> _WHAT IS BEING ASKED_: Identify, in the records below, every line where the string "povrchu" appears, and copy each such line.

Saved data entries

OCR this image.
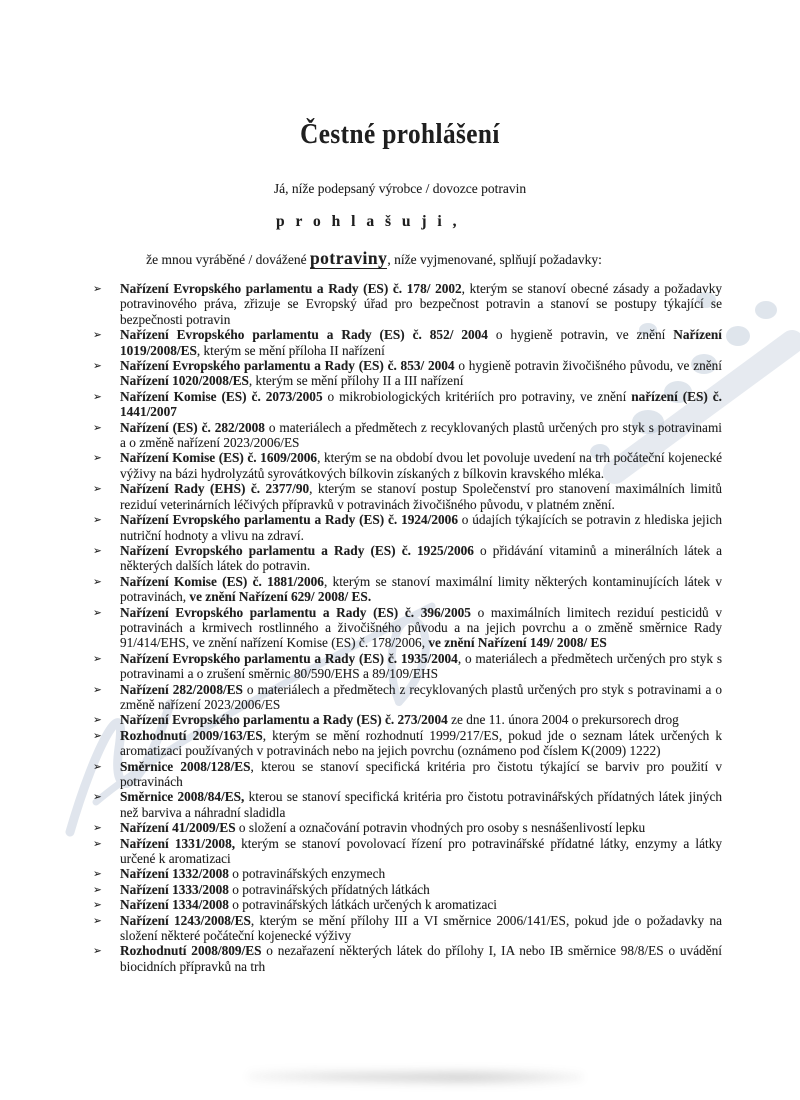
Čestné prohlášení

Já, níže podepsaný výrobce / dovozce potravin

p r o h l a š u j i ,

že mnou vyráběné / dovážené potraviny, níže vyjmenované, splňují požadavky:

➢ Nařízení Evropského parlamentu a Rady (ES) č. 178/ 2002, kterým se stanoví obecné zásady a požadavky potravinového práva, zřizuje se Evropský úřad pro bezpečnost potravin a stanoví se postupy týkající se bezpečnosti potravin
➢ Nařízení Evropského parlamentu a Rady (ES) č. 852/ 2004 o hygieně potravin, ve znění Nařízení 1019/2008/ES, kterým se mění příloha II nařízení
➢ Nařízení Evropského parlamentu a Rady (ES) č. 853/ 2004 o hygieně potravin živočišného původu, ve znění Nařízení 1020/2008/ES, kterým se mění přílohy II a III nařízení
➢ Nařízení Komise (ES) č. 2073/2005 o mikrobiologických kritériích pro potraviny, ve znění nařízení (ES) č. 1441/2007
➢ Nařízení (ES) č. 282/2008 o materiálech a předmětech z recyklovaných plastů určených pro styk s potravinami a o změně nařízení 2023/2006/ES
➢ Nařízení Komise (ES) č. 1609/2006, kterým se na období dvou let povoluje uvedení na trh počáteční kojenecké výživy na bázi hydrolyzátů syrovátkových bílkovin získaných z bílkovin kravského mléka.
➢ Nařízení Rady (EHS) č. 2377/90, kterým se stanoví postup Společenství pro stanovení maximálních limitů reziduí veterinárních léčivých přípravků v potravinách živočišného původu, v platném znění.
➢ Nařízení Evropského parlamentu a Rady (ES) č. 1924/2006 o údajích týkajících se potravin z hlediska jejich nutriční hodnoty a vlivu na zdraví.
➢ Nařízení Evropského parlamentu a Rady (ES) č. 1925/2006 o přidávání vitaminů a minerálních látek a některých dalších látek do potravin.
➢ Nařízení Komise (ES) č. 1881/2006, kterým se stanoví maximální limity některých kontaminujících látek v potravinách, ve znění Nařízení 629/ 2008/ ES.
➢ Nařízení Evropského parlamentu a Rady (ES) č. 396/2005 o maximálních limitech reziduí pesticidů v potravinách a krmivech rostlinného a živočišného původu a na jejich povrchu a o změně směrnice Rady 91/414/EHS, ve znění nařízení Komise (ES) č. 178/2006, ve znění Nařízení 149/ 2008/ ES
➢ Nařízení Evropského parlamentu a Rady (ES) č. 1935/2004, o materiálech a předmětech určených pro styk s potravinami a o zrušení směrnic 80/590/EHS a 89/109/EHS
➢ Nařízení 282/2008/ES o materiálech a předmětech z recyklovaných plastů určených pro styk s potravinami a o změně nařízení 2023/2006/ES
➢ Nařízení Evropského parlamentu a Rady (ES) č. 273/2004 ze dne 11. února 2004 o prekursorech drog
➢ Rozhodnutí 2009/163/ES, kterým se mění rozhodnutí 1999/217/ES, pokud jde o seznam látek určených k aromatizaci používaných v potravinách nebo na jejich povrchu (oznámeno pod číslem K(2009) 1222)
➢ Směrnice 2008/128/ES, kterou se stanoví specifická kritéria pro čistotu týkající se barviv pro použití v potravinách
➢ Směrnice 2008/84/ES, kterou se stanoví specifická kritéria pro čistotu potravinářských přídatných látek jiných než barviva a náhradní sladidla
➢ Nařízení 41/2009/ES o složení a označování potravin vhodných pro osoby s nesnášenlivostí lepku
➢ Nařízení 1331/2008, kterým se stanoví povolovací řízení pro potravinářské přídatné látky, enzymy a látky určené k aromatizaci
➢ Nařízení 1332/2008 o potravinářských enzymech
➢ Nařízení 1333/2008 o potravinářských přídatných látkách
➢ Nařízení 1334/2008 o potravinářských látkách určených k aromatizaci
➢ Nařízení 1243/2008/ES, kterým se mění přílohy III a VI směrnice 2006/141/ES, pokud jde o požadavky na složení některé počáteční kojenecké výživy
➢ Rozhodnutí 2008/809/ES o nezařazení některých látek do přílohy I, IA nebo IB směrnice 98/8/ES o uvádění biocidních přípravků na trh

> _EXPECTED ANSWER_:
➢ Nařízení Evropského parlamentu a Rady (ES) č. 396/2005 o maximálních limitech reziduí pesticidů v potravinách a krmivech rostlinného a živočišného původu a na jejich povrchu a o změně směrnice Rady 91/414/EHS, ve znění nařízení Komise (ES) č. 178/2006, ve znění Nařízení 149/ 2008/ ES
➢ Rozhodnutí 2009/163/ES, kterým se mění rozhodnutí 1999/217/ES, pokud jde o seznam látek určených k aromatizaci používaných v potravinách nebo na jejich povrchu (oznámeno pod číslem K(2009) 1222)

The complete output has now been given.